WHAT NEEDS TO BE DONE
Every record below is to be retyped exactly.

◇ ◇ ◇

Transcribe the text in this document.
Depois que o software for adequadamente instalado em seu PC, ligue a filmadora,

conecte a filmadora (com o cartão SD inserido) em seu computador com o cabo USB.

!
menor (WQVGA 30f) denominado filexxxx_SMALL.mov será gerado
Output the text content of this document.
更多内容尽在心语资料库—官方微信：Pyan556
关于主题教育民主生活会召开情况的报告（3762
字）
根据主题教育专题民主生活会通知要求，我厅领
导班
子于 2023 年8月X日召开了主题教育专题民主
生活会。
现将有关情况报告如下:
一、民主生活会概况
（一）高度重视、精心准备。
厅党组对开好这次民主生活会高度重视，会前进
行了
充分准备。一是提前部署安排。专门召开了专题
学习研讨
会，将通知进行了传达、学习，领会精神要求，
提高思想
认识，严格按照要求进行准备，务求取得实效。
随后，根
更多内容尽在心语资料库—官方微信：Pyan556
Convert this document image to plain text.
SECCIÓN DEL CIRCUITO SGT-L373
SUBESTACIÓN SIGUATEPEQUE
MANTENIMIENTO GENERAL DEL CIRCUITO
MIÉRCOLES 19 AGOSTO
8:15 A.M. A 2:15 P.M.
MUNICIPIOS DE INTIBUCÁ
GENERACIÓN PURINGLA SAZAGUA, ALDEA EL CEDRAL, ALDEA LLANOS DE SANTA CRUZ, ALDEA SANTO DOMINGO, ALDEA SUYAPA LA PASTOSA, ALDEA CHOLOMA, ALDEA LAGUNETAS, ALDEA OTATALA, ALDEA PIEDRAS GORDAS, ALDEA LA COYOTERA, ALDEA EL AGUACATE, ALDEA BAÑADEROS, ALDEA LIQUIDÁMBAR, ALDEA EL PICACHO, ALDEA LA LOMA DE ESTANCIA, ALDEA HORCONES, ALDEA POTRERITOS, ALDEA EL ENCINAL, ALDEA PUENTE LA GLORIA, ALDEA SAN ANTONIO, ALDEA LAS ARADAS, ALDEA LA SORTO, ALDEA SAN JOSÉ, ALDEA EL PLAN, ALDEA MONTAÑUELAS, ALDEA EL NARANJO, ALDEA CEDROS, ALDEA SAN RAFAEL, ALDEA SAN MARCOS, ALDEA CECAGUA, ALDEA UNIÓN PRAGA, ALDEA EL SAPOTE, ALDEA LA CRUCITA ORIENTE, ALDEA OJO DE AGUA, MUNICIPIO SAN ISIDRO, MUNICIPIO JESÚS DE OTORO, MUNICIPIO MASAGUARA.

◇ ◇ ◇

EXERCISE RESPONSE
Transcribe the text in this document.
Depois que o software for adequadamente instalado em seu PC, ligue a filmadora,

conecte a filmadora (com o cartão SD inserido) em seu computador com o cabo USB.

!
menor (WQVGA 30f) denominado filexxxx_SMALL.mov será gerado
Output the text content of this document.
更多内容尽在心语资料库—官方微信：Pyan556
关于主题教育民主生活会召开情况的报告（3762
字）
根据主题教育专题民主生活会通知要求，我厅领
导班
子于 2023 年8月X日召开了主题教育专题民主
生活会。
现将有关情况报告如下:
一、民主生活会概况
（一）高度重视、精心准备。
厅党组对开好这次民主生活会高度重视，会前进
行了
充分准备。一是提前部署安排。专门召开了专题
学习研讨
会，将通知进行了传达、学习，领会精神要求，
提高思想
认识，严格按照要求进行准备，务求取得实效。
随后，根
更多内容尽在心语资料库—官方微信：Pyan556
Convert this document image to plain text.
SECCIÓN DEL CIRCUITO SGT-L373
SUBESTACIÓN SIGUATEPEQUE
MANTENIMIENTO GENERAL DEL CIRCUITO
MIÉRCOLES 19 AGOSTO
8:15 A.M. A 2:15 P.M.
MUNICIPIOS DE INTIBUCÁ
GENERACIÓN PURINGLA SAZAGUA, ALDEA EL CEDRAL, ALDEA LLANOS DE SANTA CRUZ, ALDEA SANTO DOMINGO, ALDEA SUYAPA LA PASTOSA, ALDEA CHOLOMA, ALDEA LAGUNETAS, ALDEA OTATALA, ALDEA PIEDRAS GORDAS, ALDEA LA COYOTERA, ALDEA EL AGUACATE, ALDEA BAÑADEROS, ALDEA LIQUIDÁMBAR, ALDEA EL PICACHO, ALDEA LA LOMA DE ESTANCIA, ALDEA HORCONES, ALDEA POTRERITOS, ALDEA EL ENCINAL, ALDEA PUENTE LA GLORIA, ALDEA SAN ANTONIO, ALDEA LAS ARADAS, ALDEA LA SORTO, ALDEA SAN JOSÉ, ALDEA EL PLAN, ALDEA MONTAÑUELAS, ALDEA EL NARANJO, ALDEA CEDROS, ALDEA SAN RAFAEL, ALDEA SAN MARCOS, ALDEA CECAGUA, ALDEA UNIÓN PRAGA, ALDEA EL SAPOTE, ALDEA LA CRUCITA ORIENTE, ALDEA OJO DE AGUA, MUNICIPIO SAN ISIDRO, MUNICIPIO JESÚS DE OTORO, MUNICIPIO MASAGUARA.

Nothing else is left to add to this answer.